Rows taken from a layout dataset:
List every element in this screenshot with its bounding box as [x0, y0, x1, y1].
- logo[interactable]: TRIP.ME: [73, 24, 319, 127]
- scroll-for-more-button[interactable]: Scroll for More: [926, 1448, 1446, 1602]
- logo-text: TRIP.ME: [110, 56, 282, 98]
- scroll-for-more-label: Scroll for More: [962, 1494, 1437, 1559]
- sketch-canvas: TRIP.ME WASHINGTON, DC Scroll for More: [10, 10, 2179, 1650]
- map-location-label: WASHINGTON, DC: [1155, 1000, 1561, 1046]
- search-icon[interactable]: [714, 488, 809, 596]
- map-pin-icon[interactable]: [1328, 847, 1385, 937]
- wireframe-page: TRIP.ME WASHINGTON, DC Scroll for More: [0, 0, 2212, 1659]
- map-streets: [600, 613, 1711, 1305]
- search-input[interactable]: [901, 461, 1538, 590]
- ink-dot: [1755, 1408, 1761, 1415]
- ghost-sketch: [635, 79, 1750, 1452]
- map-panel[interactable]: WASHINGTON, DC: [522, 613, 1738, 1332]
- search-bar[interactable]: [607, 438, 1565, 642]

Do this:
Copy out the listing again, swapping "bounding box" for "enclosing rectangle" and leaving everything else unchanged.

Finished task:
List every element in this screenshot with its enclosing rectangle as [x0, y0, x1, y1].
- logo[interactable]: TRIP.ME: [73, 24, 319, 127]
- scroll-for-more-button[interactable]: Scroll for More: [926, 1448, 1446, 1602]
- logo-text: TRIP.ME: [110, 56, 282, 98]
- scroll-for-more-label: Scroll for More: [962, 1494, 1437, 1559]
- sketch-canvas: TRIP.ME WASHINGTON, DC Scroll for More: [10, 10, 2179, 1650]
- map-location-label: WASHINGTON, DC: [1155, 1000, 1561, 1046]
- search-icon[interactable]: [714, 488, 809, 596]
- map-pin-icon[interactable]: [1328, 847, 1385, 937]
- wireframe-page: TRIP.ME WASHINGTON, DC Scroll for More: [0, 0, 2212, 1659]
- map-streets: [600, 613, 1711, 1305]
- search-input[interactable]: [901, 461, 1538, 590]
- ink-dot: [1755, 1408, 1761, 1415]
- ghost-sketch: [635, 79, 1750, 1452]
- map-panel[interactable]: WASHINGTON, DC: [522, 613, 1738, 1332]
- search-bar[interactable]: [607, 438, 1565, 642]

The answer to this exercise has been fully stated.